WHAT TO WORK ON: Lines before the one containing "Extract all the data from this chart as JSON." are excluded; retype that line and all remaining lines of the material exactly.

RECORDED DATA:
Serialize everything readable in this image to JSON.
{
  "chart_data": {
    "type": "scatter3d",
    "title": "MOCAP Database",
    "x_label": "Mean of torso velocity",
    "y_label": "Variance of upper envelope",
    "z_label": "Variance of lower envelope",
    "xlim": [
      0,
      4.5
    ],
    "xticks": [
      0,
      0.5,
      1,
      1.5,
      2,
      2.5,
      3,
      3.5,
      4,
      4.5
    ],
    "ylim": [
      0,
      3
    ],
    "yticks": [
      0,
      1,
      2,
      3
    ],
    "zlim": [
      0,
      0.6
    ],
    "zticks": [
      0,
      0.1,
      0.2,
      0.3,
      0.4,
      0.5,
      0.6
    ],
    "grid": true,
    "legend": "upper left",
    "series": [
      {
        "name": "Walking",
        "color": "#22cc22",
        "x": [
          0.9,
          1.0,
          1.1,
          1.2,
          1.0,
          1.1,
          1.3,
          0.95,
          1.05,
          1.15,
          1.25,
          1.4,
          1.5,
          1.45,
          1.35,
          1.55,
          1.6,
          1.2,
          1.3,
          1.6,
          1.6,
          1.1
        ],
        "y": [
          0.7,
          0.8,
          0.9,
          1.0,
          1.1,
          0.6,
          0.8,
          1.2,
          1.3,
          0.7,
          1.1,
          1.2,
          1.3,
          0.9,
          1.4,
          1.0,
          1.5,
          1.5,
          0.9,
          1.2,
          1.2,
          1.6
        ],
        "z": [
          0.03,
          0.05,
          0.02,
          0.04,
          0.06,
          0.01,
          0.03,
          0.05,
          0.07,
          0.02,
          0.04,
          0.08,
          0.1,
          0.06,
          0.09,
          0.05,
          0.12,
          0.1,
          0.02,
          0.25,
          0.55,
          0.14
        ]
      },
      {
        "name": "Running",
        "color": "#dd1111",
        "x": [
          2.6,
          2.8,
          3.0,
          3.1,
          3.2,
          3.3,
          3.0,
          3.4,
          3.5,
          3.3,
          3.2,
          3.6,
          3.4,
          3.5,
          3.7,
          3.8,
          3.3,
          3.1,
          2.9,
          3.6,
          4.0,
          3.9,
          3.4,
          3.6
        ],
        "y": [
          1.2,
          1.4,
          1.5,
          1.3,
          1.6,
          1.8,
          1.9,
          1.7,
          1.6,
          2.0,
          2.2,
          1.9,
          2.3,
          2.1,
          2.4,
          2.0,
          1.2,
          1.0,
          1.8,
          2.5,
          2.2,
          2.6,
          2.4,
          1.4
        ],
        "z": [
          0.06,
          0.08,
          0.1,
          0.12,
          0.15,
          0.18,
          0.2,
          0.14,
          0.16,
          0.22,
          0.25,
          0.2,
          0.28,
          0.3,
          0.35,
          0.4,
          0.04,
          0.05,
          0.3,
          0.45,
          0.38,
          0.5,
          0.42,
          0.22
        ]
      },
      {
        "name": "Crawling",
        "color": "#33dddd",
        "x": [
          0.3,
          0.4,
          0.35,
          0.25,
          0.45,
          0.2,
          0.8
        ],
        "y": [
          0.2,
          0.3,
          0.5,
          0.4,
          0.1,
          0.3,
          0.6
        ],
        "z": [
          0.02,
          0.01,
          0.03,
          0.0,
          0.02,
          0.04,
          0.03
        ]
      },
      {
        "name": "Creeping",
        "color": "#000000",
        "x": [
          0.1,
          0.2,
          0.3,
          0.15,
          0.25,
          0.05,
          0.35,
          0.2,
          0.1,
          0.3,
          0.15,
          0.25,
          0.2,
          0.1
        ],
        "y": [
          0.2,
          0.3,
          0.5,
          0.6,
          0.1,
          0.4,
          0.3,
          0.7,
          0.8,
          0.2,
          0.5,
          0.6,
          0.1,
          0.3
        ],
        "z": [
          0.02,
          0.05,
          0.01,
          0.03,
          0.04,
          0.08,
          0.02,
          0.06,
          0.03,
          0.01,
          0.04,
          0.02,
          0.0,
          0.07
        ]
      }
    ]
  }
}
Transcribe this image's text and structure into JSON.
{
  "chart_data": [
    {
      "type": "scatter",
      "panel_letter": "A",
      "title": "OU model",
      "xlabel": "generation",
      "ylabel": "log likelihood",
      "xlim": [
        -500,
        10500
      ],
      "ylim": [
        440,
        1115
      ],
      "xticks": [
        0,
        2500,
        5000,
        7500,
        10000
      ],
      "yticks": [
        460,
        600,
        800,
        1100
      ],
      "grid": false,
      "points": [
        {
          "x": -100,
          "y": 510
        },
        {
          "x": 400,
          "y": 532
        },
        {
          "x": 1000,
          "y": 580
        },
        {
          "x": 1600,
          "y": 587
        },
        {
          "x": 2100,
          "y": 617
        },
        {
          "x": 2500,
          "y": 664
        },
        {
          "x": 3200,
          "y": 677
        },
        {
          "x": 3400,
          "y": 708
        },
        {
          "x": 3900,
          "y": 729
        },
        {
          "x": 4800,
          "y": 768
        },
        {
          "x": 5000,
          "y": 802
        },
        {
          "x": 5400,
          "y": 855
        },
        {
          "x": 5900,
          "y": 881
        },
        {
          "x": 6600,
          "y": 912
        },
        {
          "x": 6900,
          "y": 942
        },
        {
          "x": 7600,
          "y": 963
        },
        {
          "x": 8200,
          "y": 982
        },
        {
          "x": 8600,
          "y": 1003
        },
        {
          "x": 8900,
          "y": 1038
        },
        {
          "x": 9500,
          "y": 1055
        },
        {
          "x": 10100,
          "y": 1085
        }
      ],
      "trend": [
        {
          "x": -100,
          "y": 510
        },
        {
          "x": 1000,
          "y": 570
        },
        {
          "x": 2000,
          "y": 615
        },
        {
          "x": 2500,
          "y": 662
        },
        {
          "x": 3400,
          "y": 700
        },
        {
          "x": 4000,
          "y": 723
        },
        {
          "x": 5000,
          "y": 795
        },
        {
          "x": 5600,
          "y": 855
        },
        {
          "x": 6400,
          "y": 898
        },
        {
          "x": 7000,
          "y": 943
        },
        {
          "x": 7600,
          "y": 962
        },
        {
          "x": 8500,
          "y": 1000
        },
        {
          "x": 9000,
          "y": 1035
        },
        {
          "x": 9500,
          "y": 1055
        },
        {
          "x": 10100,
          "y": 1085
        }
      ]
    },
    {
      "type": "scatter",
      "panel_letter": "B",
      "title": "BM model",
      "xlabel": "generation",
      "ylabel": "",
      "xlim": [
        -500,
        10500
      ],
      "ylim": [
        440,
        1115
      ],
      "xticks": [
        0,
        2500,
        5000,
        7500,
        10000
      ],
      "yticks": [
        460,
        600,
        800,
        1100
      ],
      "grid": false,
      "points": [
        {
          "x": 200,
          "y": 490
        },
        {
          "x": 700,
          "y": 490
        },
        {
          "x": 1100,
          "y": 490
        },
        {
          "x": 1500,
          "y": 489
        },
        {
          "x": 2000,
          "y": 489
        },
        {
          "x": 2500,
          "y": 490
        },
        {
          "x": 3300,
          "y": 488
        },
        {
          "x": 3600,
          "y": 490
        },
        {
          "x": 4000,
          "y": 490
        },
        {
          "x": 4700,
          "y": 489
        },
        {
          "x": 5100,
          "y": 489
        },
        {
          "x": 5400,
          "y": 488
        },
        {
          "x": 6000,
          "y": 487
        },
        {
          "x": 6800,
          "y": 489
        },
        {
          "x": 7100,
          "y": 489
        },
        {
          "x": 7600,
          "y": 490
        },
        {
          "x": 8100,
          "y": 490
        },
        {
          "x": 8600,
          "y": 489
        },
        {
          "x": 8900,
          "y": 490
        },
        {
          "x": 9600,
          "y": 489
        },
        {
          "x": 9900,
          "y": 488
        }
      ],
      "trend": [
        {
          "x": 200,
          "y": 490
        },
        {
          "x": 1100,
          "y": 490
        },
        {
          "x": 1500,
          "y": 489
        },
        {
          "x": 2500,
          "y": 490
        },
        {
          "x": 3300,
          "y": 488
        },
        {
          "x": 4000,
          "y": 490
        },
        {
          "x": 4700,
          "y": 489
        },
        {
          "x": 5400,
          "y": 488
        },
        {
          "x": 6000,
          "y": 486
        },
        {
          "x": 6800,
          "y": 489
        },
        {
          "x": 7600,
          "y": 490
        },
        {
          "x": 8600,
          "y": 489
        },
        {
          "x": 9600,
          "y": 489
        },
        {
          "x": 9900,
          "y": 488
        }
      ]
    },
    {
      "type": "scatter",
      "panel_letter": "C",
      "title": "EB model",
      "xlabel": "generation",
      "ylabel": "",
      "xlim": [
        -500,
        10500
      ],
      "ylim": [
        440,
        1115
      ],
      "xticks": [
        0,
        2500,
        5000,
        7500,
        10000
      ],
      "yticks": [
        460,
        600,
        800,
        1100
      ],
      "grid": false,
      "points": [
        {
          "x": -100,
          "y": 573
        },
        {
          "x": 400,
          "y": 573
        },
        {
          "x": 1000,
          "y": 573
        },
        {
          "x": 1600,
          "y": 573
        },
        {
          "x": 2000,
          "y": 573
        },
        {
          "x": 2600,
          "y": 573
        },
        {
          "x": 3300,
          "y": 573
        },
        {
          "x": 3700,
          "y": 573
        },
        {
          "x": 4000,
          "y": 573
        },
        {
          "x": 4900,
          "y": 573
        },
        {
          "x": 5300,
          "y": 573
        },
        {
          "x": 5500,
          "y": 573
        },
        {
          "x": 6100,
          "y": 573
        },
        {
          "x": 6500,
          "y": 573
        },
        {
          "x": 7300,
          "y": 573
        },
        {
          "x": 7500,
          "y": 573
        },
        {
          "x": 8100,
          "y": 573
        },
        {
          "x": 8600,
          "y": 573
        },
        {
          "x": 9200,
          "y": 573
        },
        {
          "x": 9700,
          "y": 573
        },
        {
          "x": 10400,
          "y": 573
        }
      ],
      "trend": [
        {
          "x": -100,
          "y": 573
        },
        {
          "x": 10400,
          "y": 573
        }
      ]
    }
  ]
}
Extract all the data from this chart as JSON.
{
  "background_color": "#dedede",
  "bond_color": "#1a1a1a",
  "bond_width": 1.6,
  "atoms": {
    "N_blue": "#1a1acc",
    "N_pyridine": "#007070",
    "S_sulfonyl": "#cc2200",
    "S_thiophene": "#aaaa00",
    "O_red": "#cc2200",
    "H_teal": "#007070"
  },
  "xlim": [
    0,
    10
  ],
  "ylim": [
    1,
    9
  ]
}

RESPONSE BELOW:
Extract all the data from this chart as JSON.
{
  "background_color": "#dedede",
  "bond_color": "#1a1a1a",
  "bond_width": 1.6,
  "atoms": {
    "N_blue": "#1a1acc",
    "N_pyridine": "#007070",
    "S_sulfonyl": "#cc2200",
    "S_thiophene": "#aaaa00",
    "O_red": "#cc2200",
    "H_teal": "#007070"
  },
  "xlim": [
    0,
    10
  ],
  "ylim": [
    1,
    9
  ]
}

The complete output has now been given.